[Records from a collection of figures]
★ ★ ★ ★

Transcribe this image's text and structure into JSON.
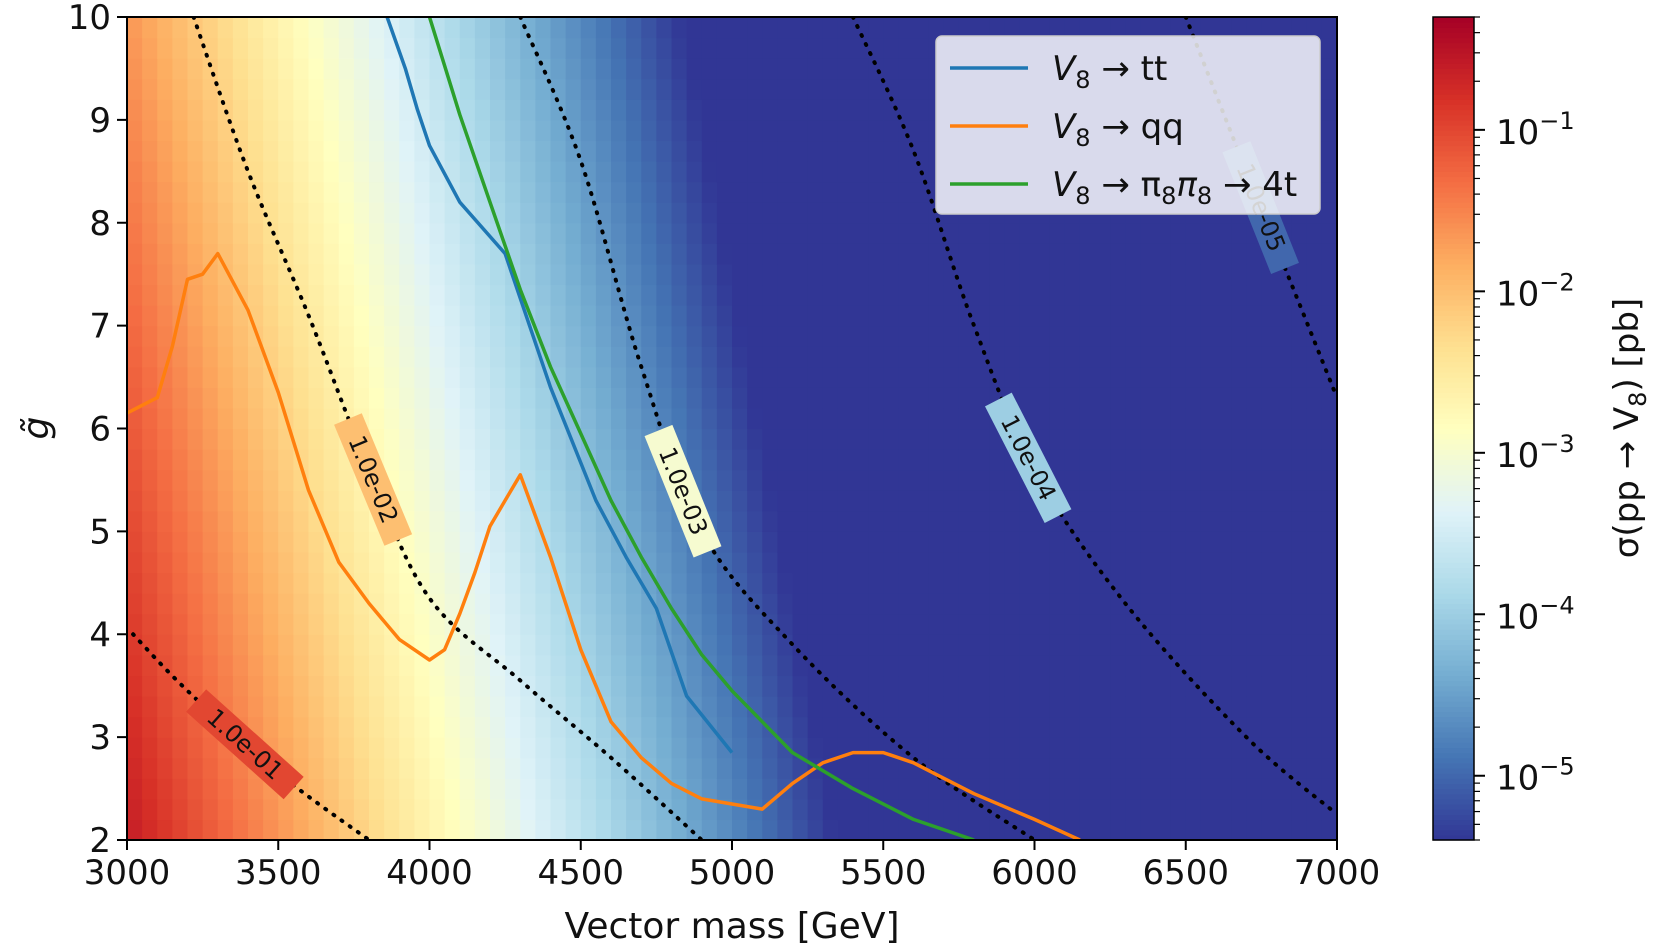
{
  "chart_data": {
    "type": "heatmap",
    "xlabel": "Vector mass [GeV]",
    "ylabel": "g̃",
    "xlim": [
      3000,
      7000
    ],
    "ylim": [
      2,
      10
    ],
    "x_ticks": [
      3000,
      3500,
      4000,
      4500,
      5000,
      5500,
      6000,
      6500,
      7000
    ],
    "y_ticks": [
      2,
      3,
      4,
      5,
      6,
      7,
      8,
      9,
      10
    ],
    "x_tick_labels": [
      "3000",
      "3500",
      "4000",
      "4500",
      "5000",
      "5500",
      "6000",
      "6500",
      "7000"
    ],
    "y_tick_labels": [
      "2",
      "3",
      "4",
      "5",
      "6",
      "7",
      "8",
      "9",
      "10"
    ],
    "colorbar": {
      "label": "σ(pp → V8) [pb]",
      "label_main": "σ(pp → V",
      "label_sub": "8",
      "label_end": ") [pb]",
      "scale": "log",
      "range": [
        4e-06,
        0.5
      ],
      "colormap": "RdYlBu_r",
      "ticks": [
        {
          "value": 0.1,
          "base": "10",
          "exp": "−1"
        },
        {
          "value": 0.01,
          "base": "10",
          "exp": "−2"
        },
        {
          "value": 0.001,
          "base": "10",
          "exp": "−3"
        },
        {
          "value": 0.0001,
          "base": "10",
          "exp": "−4"
        },
        {
          "value": 1e-05,
          "base": "10",
          "exp": "−5"
        }
      ]
    },
    "contours": [
      {
        "label": "1.0e-01",
        "points": [
          [
            3020,
            4.0
          ],
          [
            3200,
            3.45
          ],
          [
            3500,
            2.65
          ],
          [
            3800,
            2.0
          ]
        ]
      },
      {
        "label": "1.0e-02",
        "points": [
          [
            3220,
            10.0
          ],
          [
            3400,
            8.5
          ],
          [
            3600,
            7.1
          ],
          [
            3800,
            5.6
          ],
          [
            4000,
            4.35
          ],
          [
            4300,
            3.55
          ],
          [
            4600,
            2.8
          ],
          [
            4900,
            2.0
          ]
        ]
      },
      {
        "label": "1.0e-03",
        "points": [
          [
            4300,
            10.0
          ],
          [
            4500,
            8.6
          ],
          [
            4700,
            6.6
          ],
          [
            4900,
            5.0
          ],
          [
            5200,
            3.9
          ],
          [
            5600,
            2.8
          ],
          [
            6000,
            2.0
          ]
        ]
      },
      {
        "label": "1.0e-04",
        "points": [
          [
            5400,
            10.0
          ],
          [
            5600,
            8.7
          ],
          [
            5800,
            7.0
          ],
          [
            6000,
            5.6
          ],
          [
            6300,
            4.3
          ],
          [
            6700,
            3.0
          ],
          [
            7000,
            2.25
          ]
        ]
      },
      {
        "label": "1.0e-05",
        "points": [
          [
            6500,
            10.0
          ],
          [
            6700,
            8.5
          ],
          [
            6850,
            7.4
          ],
          [
            7000,
            6.3
          ]
        ]
      }
    ],
    "series": [
      {
        "name": "V8 → tt",
        "label_main": "V",
        "label_sub": "8",
        "label_end": " → tt",
        "color": "#1f77b4",
        "x": [
          3860,
          3920,
          3960,
          4000,
          4100,
          4250,
          4400,
          4550,
          4650,
          4750,
          4850,
          5000
        ],
        "y": [
          10.0,
          9.5,
          9.1,
          8.75,
          8.2,
          7.7,
          6.4,
          5.3,
          4.75,
          4.25,
          3.4,
          2.85
        ]
      },
      {
        "name": "V8 → qq",
        "label_main": "V",
        "label_sub": "8",
        "label_end": " → qq",
        "color": "#ff7f0e",
        "x": [
          3000,
          3100,
          3150,
          3200,
          3250,
          3300,
          3400,
          3500,
          3600,
          3700,
          3800,
          3900,
          4000,
          4050,
          4100,
          4150,
          4200,
          4250,
          4300,
          4400,
          4500,
          4600,
          4700,
          4800,
          4900,
          5000,
          5100,
          5200,
          5300,
          5400,
          5500,
          5600,
          5700,
          5800,
          6000,
          6150
        ],
        "y": [
          6.15,
          6.3,
          6.8,
          7.45,
          7.5,
          7.7,
          7.15,
          6.35,
          5.4,
          4.7,
          4.3,
          3.95,
          3.75,
          3.85,
          4.2,
          4.6,
          5.05,
          5.3,
          5.55,
          4.75,
          3.85,
          3.15,
          2.8,
          2.55,
          2.4,
          2.35,
          2.3,
          2.55,
          2.75,
          2.85,
          2.85,
          2.75,
          2.6,
          2.45,
          2.2,
          2.0
        ]
      },
      {
        "name": "V8 → π8π8 → 4t",
        "label_main": "V",
        "label_sub": "8",
        "label_mid1": " → π",
        "label_sub2": "8",
        "label_mid2": "π",
        "label_sub3": "8",
        "label_end": " → 4t",
        "color": "#2ca02c",
        "x": [
          4000,
          4100,
          4200,
          4300,
          4400,
          4500,
          4600,
          4700,
          4800,
          4900,
          5000,
          5200,
          5400,
          5600,
          5800
        ],
        "y": [
          10.0,
          9.05,
          8.2,
          7.35,
          6.6,
          5.95,
          5.3,
          4.75,
          4.25,
          3.8,
          3.45,
          2.85,
          2.5,
          2.2,
          2.0
        ]
      }
    ],
    "legend": "top-right"
  }
}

★ ★ ★ ★

• STATED EXERCISE: Working from the lines above, reproduce the material exactly and exclude its pictures.

• FINAL ANSWER:
Transcribe this image's text and structure into JSON.
{
  "chart_data": {
    "type": "heatmap",
    "xlabel": "Vector mass [GeV]",
    "ylabel": "g̃",
    "xlim": [
      3000,
      7000
    ],
    "ylim": [
      2,
      10
    ],
    "x_ticks": [
      3000,
      3500,
      4000,
      4500,
      5000,
      5500,
      6000,
      6500,
      7000
    ],
    "y_ticks": [
      2,
      3,
      4,
      5,
      6,
      7,
      8,
      9,
      10
    ],
    "x_tick_labels": [
      "3000",
      "3500",
      "4000",
      "4500",
      "5000",
      "5500",
      "6000",
      "6500",
      "7000"
    ],
    "y_tick_labels": [
      "2",
      "3",
      "4",
      "5",
      "6",
      "7",
      "8",
      "9",
      "10"
    ],
    "colorbar": {
      "label": "σ(pp → V8) [pb]",
      "label_main": "σ(pp → V",
      "label_sub": "8",
      "label_end": ") [pb]",
      "scale": "log",
      "range": [
        4e-06,
        0.5
      ],
      "colormap": "RdYlBu_r",
      "ticks": [
        {
          "value": 0.1,
          "base": "10",
          "exp": "−1"
        },
        {
          "value": 0.01,
          "base": "10",
          "exp": "−2"
        },
        {
          "value": 0.001,
          "base": "10",
          "exp": "−3"
        },
        {
          "value": 0.0001,
          "base": "10",
          "exp": "−4"
        },
        {
          "value": 1e-05,
          "base": "10",
          "exp": "−5"
        }
      ]
    },
    "contours": [
      {
        "label": "1.0e-01",
        "points": [
          [
            3020,
            4.0
          ],
          [
            3200,
            3.45
          ],
          [
            3500,
            2.65
          ],
          [
            3800,
            2.0
          ]
        ]
      },
      {
        "label": "1.0e-02",
        "points": [
          [
            3220,
            10.0
          ],
          [
            3400,
            8.5
          ],
          [
            3600,
            7.1
          ],
          [
            3800,
            5.6
          ],
          [
            4000,
            4.35
          ],
          [
            4300,
            3.55
          ],
          [
            4600,
            2.8
          ],
          [
            4900,
            2.0
          ]
        ]
      },
      {
        "label": "1.0e-03",
        "points": [
          [
            4300,
            10.0
          ],
          [
            4500,
            8.6
          ],
          [
            4700,
            6.6
          ],
          [
            4900,
            5.0
          ],
          [
            5200,
            3.9
          ],
          [
            5600,
            2.8
          ],
          [
            6000,
            2.0
          ]
        ]
      },
      {
        "label": "1.0e-04",
        "points": [
          [
            5400,
            10.0
          ],
          [
            5600,
            8.7
          ],
          [
            5800,
            7.0
          ],
          [
            6000,
            5.6
          ],
          [
            6300,
            4.3
          ],
          [
            6700,
            3.0
          ],
          [
            7000,
            2.25
          ]
        ]
      },
      {
        "label": "1.0e-05",
        "points": [
          [
            6500,
            10.0
          ],
          [
            6700,
            8.5
          ],
          [
            6850,
            7.4
          ],
          [
            7000,
            6.3
          ]
        ]
      }
    ],
    "series": [
      {
        "name": "V8 → tt",
        "label_main": "V",
        "label_sub": "8",
        "label_end": " → tt",
        "color": "#1f77b4",
        "x": [
          3860,
          3920,
          3960,
          4000,
          4100,
          4250,
          4400,
          4550,
          4650,
          4750,
          4850,
          5000
        ],
        "y": [
          10.0,
          9.5,
          9.1,
          8.75,
          8.2,
          7.7,
          6.4,
          5.3,
          4.75,
          4.25,
          3.4,
          2.85
        ]
      },
      {
        "name": "V8 → qq",
        "label_main": "V",
        "label_sub": "8",
        "label_end": " → qq",
        "color": "#ff7f0e",
        "x": [
          3000,
          3100,
          3150,
          3200,
          3250,
          3300,
          3400,
          3500,
          3600,
          3700,
          3800,
          3900,
          4000,
          4050,
          4100,
          4150,
          4200,
          4250,
          4300,
          4400,
          4500,
          4600,
          4700,
          4800,
          4900,
          5000,
          5100,
          5200,
          5300,
          5400,
          5500,
          5600,
          5700,
          5800,
          6000,
          6150
        ],
        "y": [
          6.15,
          6.3,
          6.8,
          7.45,
          7.5,
          7.7,
          7.15,
          6.35,
          5.4,
          4.7,
          4.3,
          3.95,
          3.75,
          3.85,
          4.2,
          4.6,
          5.05,
          5.3,
          5.55,
          4.75,
          3.85,
          3.15,
          2.8,
          2.55,
          2.4,
          2.35,
          2.3,
          2.55,
          2.75,
          2.85,
          2.85,
          2.75,
          2.6,
          2.45,
          2.2,
          2.0
        ]
      },
      {
        "name": "V8 → π8π8 → 4t",
        "label_main": "V",
        "label_sub": "8",
        "label_mid1": " → π",
        "label_sub2": "8",
        "label_mid2": "π",
        "label_sub3": "8",
        "label_end": " → 4t",
        "color": "#2ca02c",
        "x": [
          4000,
          4100,
          4200,
          4300,
          4400,
          4500,
          4600,
          4700,
          4800,
          4900,
          5000,
          5200,
          5400,
          5600,
          5800
        ],
        "y": [
          10.0,
          9.05,
          8.2,
          7.35,
          6.6,
          5.95,
          5.3,
          4.75,
          4.25,
          3.8,
          3.45,
          2.85,
          2.5,
          2.2,
          2.0
        ]
      }
    ],
    "legend": "top-right"
  }
}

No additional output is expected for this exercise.